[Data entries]
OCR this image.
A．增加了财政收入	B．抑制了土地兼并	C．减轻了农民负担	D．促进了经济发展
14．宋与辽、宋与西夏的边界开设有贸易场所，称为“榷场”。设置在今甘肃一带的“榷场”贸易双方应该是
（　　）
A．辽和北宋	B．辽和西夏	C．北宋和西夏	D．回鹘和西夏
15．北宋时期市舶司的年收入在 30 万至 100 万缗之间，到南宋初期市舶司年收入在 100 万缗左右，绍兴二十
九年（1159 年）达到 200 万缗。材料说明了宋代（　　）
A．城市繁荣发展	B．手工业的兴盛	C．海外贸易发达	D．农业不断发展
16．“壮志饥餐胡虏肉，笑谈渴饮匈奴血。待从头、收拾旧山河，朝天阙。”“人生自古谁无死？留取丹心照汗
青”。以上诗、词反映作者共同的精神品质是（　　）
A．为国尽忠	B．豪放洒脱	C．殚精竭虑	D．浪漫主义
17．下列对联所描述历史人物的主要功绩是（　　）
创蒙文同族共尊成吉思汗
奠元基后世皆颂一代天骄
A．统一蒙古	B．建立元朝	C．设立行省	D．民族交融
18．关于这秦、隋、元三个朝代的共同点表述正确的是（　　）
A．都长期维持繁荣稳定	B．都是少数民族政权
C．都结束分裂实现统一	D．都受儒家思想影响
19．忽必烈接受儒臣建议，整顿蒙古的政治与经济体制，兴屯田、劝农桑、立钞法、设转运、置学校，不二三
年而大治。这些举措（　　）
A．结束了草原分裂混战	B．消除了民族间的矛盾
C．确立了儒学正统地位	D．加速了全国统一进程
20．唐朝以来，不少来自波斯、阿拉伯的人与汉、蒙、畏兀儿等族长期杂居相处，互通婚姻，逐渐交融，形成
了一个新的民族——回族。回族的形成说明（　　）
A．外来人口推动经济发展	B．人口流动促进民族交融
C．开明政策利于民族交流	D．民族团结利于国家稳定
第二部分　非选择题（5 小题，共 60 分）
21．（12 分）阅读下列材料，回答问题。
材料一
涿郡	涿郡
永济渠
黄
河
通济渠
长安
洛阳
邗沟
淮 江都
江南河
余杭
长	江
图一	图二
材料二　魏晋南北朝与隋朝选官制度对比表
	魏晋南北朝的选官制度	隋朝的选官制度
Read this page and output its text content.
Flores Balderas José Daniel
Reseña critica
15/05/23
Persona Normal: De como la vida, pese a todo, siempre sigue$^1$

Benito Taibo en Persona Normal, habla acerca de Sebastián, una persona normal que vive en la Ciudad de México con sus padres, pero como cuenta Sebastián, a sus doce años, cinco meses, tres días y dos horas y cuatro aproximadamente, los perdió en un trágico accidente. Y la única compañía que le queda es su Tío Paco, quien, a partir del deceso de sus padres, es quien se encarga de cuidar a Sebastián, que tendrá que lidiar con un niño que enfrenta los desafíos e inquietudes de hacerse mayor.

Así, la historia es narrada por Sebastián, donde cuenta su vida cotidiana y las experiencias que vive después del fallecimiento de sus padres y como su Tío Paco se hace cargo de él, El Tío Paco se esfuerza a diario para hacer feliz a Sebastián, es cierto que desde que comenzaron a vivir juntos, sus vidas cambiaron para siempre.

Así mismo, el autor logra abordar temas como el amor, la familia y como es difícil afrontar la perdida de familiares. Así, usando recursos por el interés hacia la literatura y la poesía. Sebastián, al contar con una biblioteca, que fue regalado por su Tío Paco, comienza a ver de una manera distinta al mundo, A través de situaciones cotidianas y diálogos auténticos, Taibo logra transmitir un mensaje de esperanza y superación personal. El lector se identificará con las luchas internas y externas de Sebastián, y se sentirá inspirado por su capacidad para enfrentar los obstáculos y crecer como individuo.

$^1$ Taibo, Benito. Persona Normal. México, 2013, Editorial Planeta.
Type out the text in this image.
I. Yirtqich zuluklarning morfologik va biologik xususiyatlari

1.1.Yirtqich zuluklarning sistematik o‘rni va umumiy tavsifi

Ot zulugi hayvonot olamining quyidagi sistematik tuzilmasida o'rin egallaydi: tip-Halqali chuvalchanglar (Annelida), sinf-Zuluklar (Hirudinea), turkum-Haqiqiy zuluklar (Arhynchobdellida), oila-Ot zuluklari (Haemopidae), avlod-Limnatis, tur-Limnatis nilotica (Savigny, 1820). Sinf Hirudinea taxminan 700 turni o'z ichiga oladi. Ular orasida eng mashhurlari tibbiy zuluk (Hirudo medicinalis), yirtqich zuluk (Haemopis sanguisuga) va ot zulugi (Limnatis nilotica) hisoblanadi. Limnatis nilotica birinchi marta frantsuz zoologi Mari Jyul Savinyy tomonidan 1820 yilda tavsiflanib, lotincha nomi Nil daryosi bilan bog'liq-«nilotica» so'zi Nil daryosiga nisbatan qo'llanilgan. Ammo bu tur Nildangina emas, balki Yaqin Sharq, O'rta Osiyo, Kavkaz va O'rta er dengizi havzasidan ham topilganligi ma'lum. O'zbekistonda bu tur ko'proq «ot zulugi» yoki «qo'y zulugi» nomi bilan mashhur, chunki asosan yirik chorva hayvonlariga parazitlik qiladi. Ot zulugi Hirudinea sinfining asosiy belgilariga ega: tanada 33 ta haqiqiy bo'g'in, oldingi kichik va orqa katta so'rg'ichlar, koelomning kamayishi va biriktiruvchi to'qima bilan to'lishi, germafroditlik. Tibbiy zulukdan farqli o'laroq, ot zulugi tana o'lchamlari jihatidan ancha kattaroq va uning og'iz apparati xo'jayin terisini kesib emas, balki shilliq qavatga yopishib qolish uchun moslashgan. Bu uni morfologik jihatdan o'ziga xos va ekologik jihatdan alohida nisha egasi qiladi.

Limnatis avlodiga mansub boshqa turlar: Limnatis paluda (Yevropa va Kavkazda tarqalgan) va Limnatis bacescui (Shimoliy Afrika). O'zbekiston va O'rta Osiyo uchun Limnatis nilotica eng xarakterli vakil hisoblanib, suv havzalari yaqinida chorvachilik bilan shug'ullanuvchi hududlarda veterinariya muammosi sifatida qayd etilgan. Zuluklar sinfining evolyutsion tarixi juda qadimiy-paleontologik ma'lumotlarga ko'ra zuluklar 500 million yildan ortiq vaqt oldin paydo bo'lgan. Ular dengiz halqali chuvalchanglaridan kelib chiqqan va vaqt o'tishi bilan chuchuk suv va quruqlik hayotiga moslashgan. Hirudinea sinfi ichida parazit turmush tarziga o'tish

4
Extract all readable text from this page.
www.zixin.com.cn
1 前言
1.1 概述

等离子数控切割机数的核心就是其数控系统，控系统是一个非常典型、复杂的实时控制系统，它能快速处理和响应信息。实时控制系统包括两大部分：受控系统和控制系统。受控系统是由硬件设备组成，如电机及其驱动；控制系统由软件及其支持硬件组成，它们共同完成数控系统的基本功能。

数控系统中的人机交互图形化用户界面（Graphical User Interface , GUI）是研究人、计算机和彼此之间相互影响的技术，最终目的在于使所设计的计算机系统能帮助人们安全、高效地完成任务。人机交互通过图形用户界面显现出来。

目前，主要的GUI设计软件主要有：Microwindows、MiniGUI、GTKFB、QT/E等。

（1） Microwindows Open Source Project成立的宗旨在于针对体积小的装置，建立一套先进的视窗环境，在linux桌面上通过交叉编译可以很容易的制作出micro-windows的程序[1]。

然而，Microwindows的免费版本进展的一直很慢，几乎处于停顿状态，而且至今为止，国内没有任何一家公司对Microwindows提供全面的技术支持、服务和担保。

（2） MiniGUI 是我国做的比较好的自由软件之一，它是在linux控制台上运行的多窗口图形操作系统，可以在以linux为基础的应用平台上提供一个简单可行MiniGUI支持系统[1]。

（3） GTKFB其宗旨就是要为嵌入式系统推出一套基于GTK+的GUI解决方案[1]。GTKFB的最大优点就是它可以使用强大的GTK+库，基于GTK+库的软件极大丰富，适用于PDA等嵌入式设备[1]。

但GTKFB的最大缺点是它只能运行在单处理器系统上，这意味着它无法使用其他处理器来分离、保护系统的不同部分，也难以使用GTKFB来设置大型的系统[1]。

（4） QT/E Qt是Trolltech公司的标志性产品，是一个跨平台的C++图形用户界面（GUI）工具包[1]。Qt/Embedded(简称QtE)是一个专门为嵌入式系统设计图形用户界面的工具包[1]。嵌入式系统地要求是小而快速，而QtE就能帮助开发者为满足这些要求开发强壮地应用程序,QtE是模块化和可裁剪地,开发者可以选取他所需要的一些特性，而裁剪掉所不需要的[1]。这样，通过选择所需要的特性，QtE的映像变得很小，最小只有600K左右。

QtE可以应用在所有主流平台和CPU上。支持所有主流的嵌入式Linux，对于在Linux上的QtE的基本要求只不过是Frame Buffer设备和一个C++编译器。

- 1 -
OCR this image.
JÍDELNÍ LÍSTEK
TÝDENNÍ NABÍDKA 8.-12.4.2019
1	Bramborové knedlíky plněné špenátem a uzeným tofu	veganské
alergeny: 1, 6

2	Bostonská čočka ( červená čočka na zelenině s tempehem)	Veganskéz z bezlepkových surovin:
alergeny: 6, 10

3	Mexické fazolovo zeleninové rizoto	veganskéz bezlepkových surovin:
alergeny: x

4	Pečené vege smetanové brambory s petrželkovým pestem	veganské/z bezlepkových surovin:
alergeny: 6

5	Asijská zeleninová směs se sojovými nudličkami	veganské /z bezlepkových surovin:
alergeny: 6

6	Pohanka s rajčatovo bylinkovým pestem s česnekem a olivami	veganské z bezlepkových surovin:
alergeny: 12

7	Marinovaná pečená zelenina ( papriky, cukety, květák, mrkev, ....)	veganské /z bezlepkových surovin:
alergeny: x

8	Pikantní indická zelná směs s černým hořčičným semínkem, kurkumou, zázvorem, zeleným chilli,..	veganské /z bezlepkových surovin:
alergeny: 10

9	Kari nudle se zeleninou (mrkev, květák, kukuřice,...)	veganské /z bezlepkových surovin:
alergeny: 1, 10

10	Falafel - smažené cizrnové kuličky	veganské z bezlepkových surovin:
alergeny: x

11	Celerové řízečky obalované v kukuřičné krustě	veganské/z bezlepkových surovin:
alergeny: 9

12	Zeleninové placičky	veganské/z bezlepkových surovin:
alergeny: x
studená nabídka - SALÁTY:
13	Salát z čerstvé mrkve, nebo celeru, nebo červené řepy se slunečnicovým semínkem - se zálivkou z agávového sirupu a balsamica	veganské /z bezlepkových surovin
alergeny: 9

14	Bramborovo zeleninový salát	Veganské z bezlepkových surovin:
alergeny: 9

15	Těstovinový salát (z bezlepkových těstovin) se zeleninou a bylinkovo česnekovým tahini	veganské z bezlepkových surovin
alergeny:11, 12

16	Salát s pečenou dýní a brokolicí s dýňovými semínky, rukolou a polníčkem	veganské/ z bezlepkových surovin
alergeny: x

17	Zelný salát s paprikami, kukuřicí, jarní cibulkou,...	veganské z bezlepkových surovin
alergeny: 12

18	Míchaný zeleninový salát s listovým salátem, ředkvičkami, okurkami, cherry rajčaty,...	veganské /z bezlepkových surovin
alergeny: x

YOUR OBJECTIVE - Look above for lines with the word "mrkev" and copy them all.

OUTPUT BELOW -
7	Marinovaná pečená zelenina ( papriky, cukety, květák, mrkev, ....)	veganské /z bezlepkových surovin:
9	Kari nudle se zeleninou (mrkev, květák, kukuřice,...)	veganské /z bezlepkových surovin:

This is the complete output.